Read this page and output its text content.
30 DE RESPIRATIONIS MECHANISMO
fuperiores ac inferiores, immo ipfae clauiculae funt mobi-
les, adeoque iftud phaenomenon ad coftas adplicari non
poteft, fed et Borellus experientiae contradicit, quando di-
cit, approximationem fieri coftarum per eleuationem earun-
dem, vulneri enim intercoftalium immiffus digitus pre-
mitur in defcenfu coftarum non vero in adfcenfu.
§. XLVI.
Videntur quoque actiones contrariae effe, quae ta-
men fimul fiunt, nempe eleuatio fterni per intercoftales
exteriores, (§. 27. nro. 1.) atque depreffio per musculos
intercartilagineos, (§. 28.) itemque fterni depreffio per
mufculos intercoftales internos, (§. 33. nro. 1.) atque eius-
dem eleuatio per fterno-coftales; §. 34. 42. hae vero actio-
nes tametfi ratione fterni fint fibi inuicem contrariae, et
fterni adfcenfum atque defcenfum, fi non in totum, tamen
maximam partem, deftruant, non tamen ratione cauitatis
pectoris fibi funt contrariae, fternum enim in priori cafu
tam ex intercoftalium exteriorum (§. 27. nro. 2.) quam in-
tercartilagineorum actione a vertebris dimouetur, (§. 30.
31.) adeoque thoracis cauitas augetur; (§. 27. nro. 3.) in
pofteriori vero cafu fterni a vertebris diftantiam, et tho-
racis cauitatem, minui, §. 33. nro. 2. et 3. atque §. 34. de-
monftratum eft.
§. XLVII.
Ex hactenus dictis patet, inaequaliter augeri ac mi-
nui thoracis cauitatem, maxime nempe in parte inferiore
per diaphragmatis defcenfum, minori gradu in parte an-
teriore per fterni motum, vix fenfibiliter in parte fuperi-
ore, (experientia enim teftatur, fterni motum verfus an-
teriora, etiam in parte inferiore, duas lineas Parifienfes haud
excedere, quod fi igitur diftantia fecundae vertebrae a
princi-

◇ ◇ ◇ ◇ ◇ ◇ ◇

[Requirement]: Which lines hold the word "depreffio"? Copy every one of them.

[Right answer]:
exteriores, (§. 27. nro. 1.) atque depreffio per musculos
intercartilagineos, (§. 28.) itemque fterni depreffio per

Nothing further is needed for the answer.